Task brief >> Copy the data exactly as it appears, and do not include any pictures.

** Begin Available data **

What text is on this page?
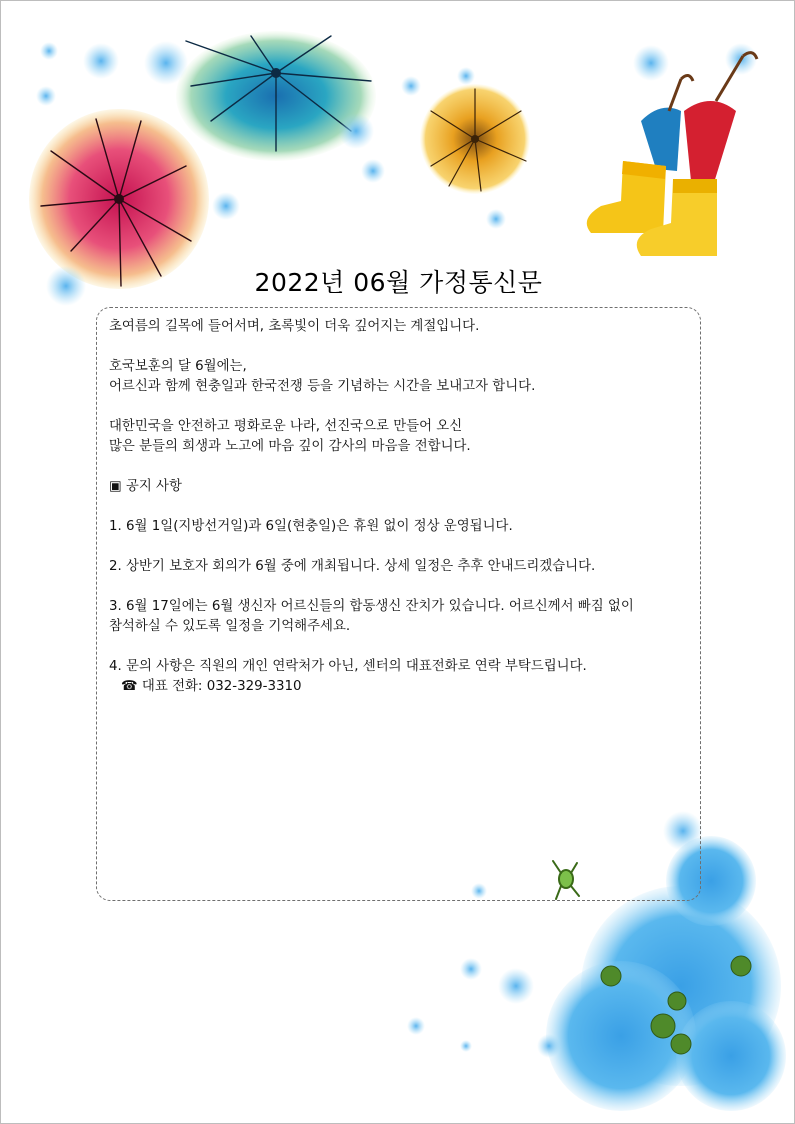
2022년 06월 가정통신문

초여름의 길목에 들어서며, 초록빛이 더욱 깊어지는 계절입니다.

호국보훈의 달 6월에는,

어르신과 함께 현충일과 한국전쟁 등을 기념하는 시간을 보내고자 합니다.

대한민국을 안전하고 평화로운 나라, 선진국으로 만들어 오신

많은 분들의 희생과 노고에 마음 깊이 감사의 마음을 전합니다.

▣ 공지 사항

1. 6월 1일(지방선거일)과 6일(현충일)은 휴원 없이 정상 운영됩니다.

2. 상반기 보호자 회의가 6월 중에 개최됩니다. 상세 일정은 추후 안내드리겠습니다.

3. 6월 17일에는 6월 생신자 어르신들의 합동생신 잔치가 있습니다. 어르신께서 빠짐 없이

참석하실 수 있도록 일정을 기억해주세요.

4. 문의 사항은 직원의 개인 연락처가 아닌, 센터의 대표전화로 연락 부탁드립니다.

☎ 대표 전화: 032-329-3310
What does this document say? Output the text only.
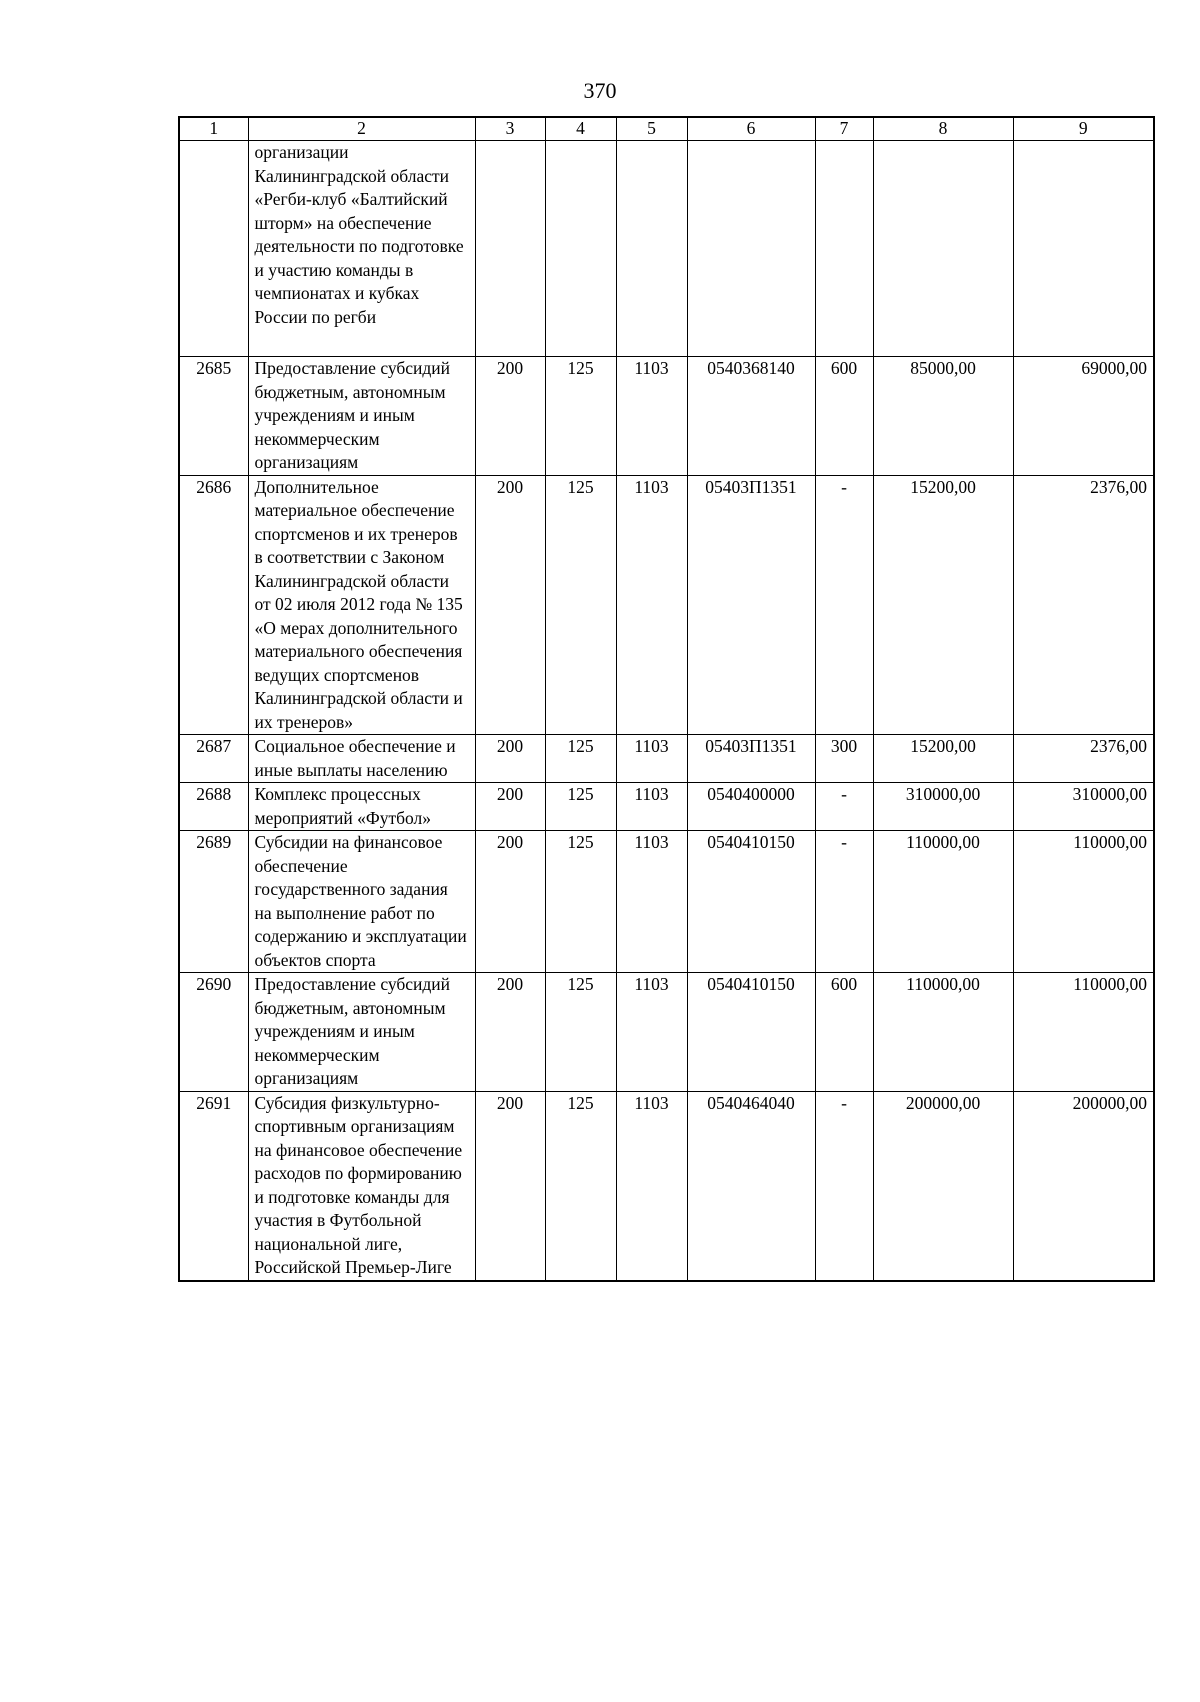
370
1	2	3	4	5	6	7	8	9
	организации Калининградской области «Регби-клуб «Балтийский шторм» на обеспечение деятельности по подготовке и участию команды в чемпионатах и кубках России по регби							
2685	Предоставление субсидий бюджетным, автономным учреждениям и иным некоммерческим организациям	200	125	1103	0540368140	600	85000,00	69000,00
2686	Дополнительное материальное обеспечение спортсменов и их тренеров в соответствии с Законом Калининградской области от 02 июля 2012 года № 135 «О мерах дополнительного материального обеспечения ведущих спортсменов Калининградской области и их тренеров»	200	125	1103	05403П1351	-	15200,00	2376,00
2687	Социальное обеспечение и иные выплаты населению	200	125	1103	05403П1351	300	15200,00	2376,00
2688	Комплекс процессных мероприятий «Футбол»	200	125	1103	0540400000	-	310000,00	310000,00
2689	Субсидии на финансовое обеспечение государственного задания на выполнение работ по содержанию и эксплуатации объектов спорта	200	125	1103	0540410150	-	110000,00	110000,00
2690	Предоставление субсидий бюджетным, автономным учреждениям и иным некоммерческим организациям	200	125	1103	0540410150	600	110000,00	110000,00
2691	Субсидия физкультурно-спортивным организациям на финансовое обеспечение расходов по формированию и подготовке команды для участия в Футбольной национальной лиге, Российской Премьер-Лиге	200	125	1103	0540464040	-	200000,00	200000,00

** End Available data **

Full response >>
What text is on this page?
2022년 06월 가정통신문

초여름의 길목에 들어서며, 초록빛이 더욱 깊어지는 계절입니다.

호국보훈의 달 6월에는,

어르신과 함께 현충일과 한국전쟁 등을 기념하는 시간을 보내고자 합니다.

대한민국을 안전하고 평화로운 나라, 선진국으로 만들어 오신

많은 분들의 희생과 노고에 마음 깊이 감사의 마음을 전합니다.

▣ 공지 사항

1. 6월 1일(지방선거일)과 6일(현충일)은 휴원 없이 정상 운영됩니다.

2. 상반기 보호자 회의가 6월 중에 개최됩니다. 상세 일정은 추후 안내드리겠습니다.

3. 6월 17일에는 6월 생신자 어르신들의 합동생신 잔치가 있습니다. 어르신께서 빠짐 없이

참석하실 수 있도록 일정을 기억해주세요.

4. 문의 사항은 직원의 개인 연락처가 아닌, 센터의 대표전화로 연락 부탁드립니다.

☎ 대표 전화: 032-329-3310
What does this document say? Output the text only.
370
1	2	3	4	5	6	7	8	9
	организации Калининградской области «Регби-клуб «Балтийский шторм» на обеспечение деятельности по подготовке и участию команды в чемпионатах и кубках России по регби							
2685	Предоставление субсидий бюджетным, автономным учреждениям и иным некоммерческим организациям	200	125	1103	0540368140	600	85000,00	69000,00
2686	Дополнительное материальное обеспечение спортсменов и их тренеров в соответствии с Законом Калининградской области от 02 июля 2012 года № 135 «О мерах дополнительного материального обеспечения ведущих спортсменов Калининградской области и их тренеров»	200	125	1103	05403П1351	-	15200,00	2376,00
2687	Социальное обеспечение и иные выплаты населению	200	125	1103	05403П1351	300	15200,00	2376,00
2688	Комплекс процессных мероприятий «Футбол»	200	125	1103	0540400000	-	310000,00	310000,00
2689	Субсидии на финансовое обеспечение государственного задания на выполнение работ по содержанию и эксплуатации объектов спорта	200	125	1103	0540410150	-	110000,00	110000,00
2690	Предоставление субсидий бюджетным, автономным учреждениям и иным некоммерческим организациям	200	125	1103	0540410150	600	110000,00	110000,00
2691	Субсидия физкультурно-спортивным организациям на финансовое обеспечение расходов по формированию и подготовке команды для участия в Футбольной национальной лиге, Российской Премьер-Лиге	200	125	1103	0540464040	-	200000,00	200000,00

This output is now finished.